- [WORK REQUIRED]: Each record below is to be copied word for word, with pictures removed.

- [SUPPLIED MATERIAL]:
┌──

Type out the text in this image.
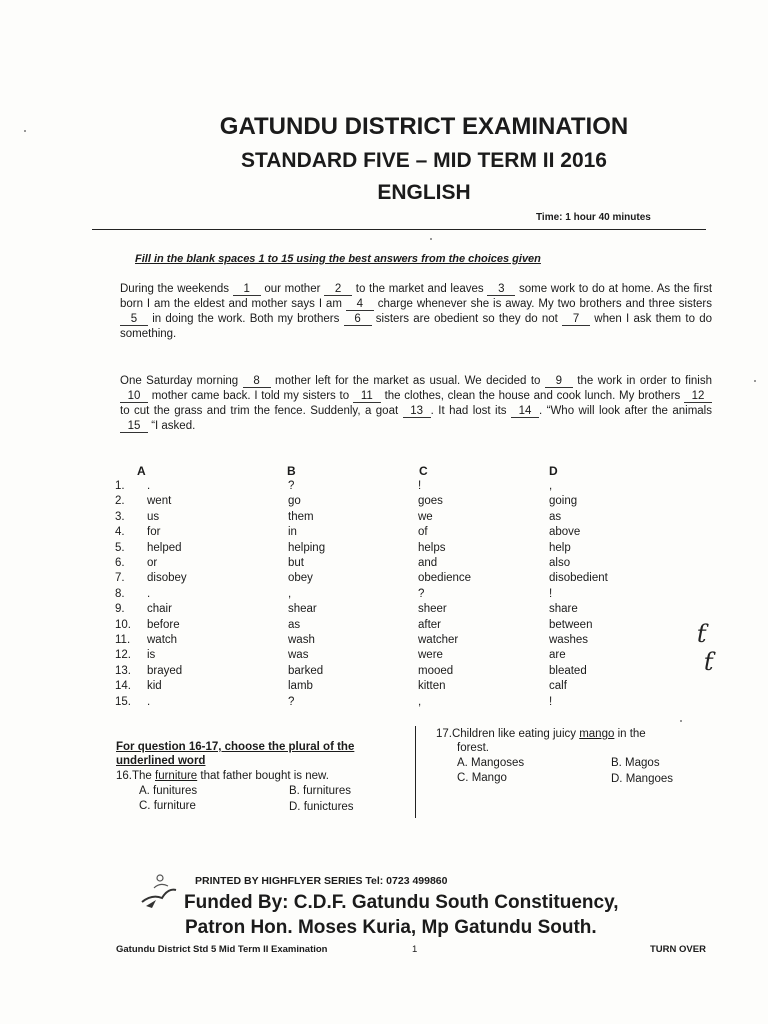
GATUNDU DISTRICT EXAMINATION
STANDARD FIVE – MID TERM II 2016
ENGLISH
Time: 1 hour 40 minutes
Fill in the blank spaces 1 to 15 using the best answers from the choices given
During the weekends 1 our mother 2 to the market and leaves 3 some work to do at home. As the first born I am the eldest and mother says I am 4 charge whenever she is away. My two brothers and three sisters 5 in doing the work. Both my brothers 6 sisters are obedient so they do not 7 when I ask them to do something.
One Saturday morning 8 mother left for the market as usual. We decided to 9 the work in order to finish 10 mother came back. I told my sisters to 11 the clothes, clean the house and cook lunch. My brothers 12 to cut the grass and trim the fence. Suddenly, a goat 13 . It had lost its 14 . “Who will look after the animals 15 “I asked.
A	B	C	D
1. .	?	!	,
2. went	go	goes	going
3. us	them	we	as
4. for	in	of	above
5. helped	helping	helps	help
6. or	but	and	also
7. disobey	obey	obedience	disobedient
8. .	,	?	!
9. chair	shear	sheer	share
10. before	as	after	between
11. watch	wash	watcher	washes
12. is	was	were	are
13. brayed	barked	mooed	bleated
14. kid	lamb	kitten	calf
15. .	?	,	!
For question 16-17, choose the plural of the
underlined word
16.The furniture that father bought is new.
A. funitures	B. furnitures
C. furniture	D. funictures
17.Children like eating juicy mango in the
forest.
A. Mangoses	B. Magos
C. Mango	D. Mangoes
PRINTED BY HIGHFLYER SERIES Tel: 0723 499860
Funded By: C.D.F. Gatundu South Constituency,
Patron Hon. Moses Kuria, Mp Gatundu South.
Gatundu District Std 5 Mid Term II Examination	1	TURN OVER
ƭ
ƭ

└──

- [CORRECT OUTPUT]:
Type out the text in this image.
GATUNDU DISTRICT EXAMINATION
STANDARD FIVE – MID TERM II 2016
ENGLISH
Time: 1 hour 40 minutes
Fill in the blank spaces 1 to 15 using the best answers from the choices given
During the weekends 1 our mother 2 to the market and leaves 3 some work to do at home. As the first born I am the eldest and mother says I am 4 charge whenever she is away. My two brothers and three sisters 5 in doing the work. Both my brothers 6 sisters are obedient so they do not 7 when I ask them to do something.
One Saturday morning 8 mother left for the market as usual. We decided to 9 the work in order to finish 10 mother came back. I told my sisters to 11 the clothes, clean the house and cook lunch. My brothers 12 to cut the grass and trim the fence. Suddenly, a goat 13 . It had lost its 14 . “Who will look after the animals 15 “I asked.
A	B	C	D
1. .	?	!	,
2. went	go	goes	going
3. us	them	we	as
4. for	in	of	above
5. helped	helping	helps	help
6. or	but	and	also
7. disobey	obey	obedience	disobedient
8. .	,	?	!
9. chair	shear	sheer	share
10. before	as	after	between
11. watch	wash	watcher	washes
12. is	was	were	are
13. brayed	barked	mooed	bleated
14. kid	lamb	kitten	calf
15. .	?	,	!
For question 16-17, choose the plural of the
underlined word
16.The furniture that father bought is new.
A. funitures	B. furnitures
C. furniture	D. funictures
17.Children like eating juicy mango in the
forest.
A. Mangoses	B. Magos
C. Mango	D. Mangoes
PRINTED BY HIGHFLYER SERIES Tel: 0723 499860
Funded By: C.D.F. Gatundu South Constituency,
Patron Hon. Moses Kuria, Mp Gatundu South.
Gatundu District Std 5 Mid Term II Examination	1	TURN OVER
ƭ
ƭ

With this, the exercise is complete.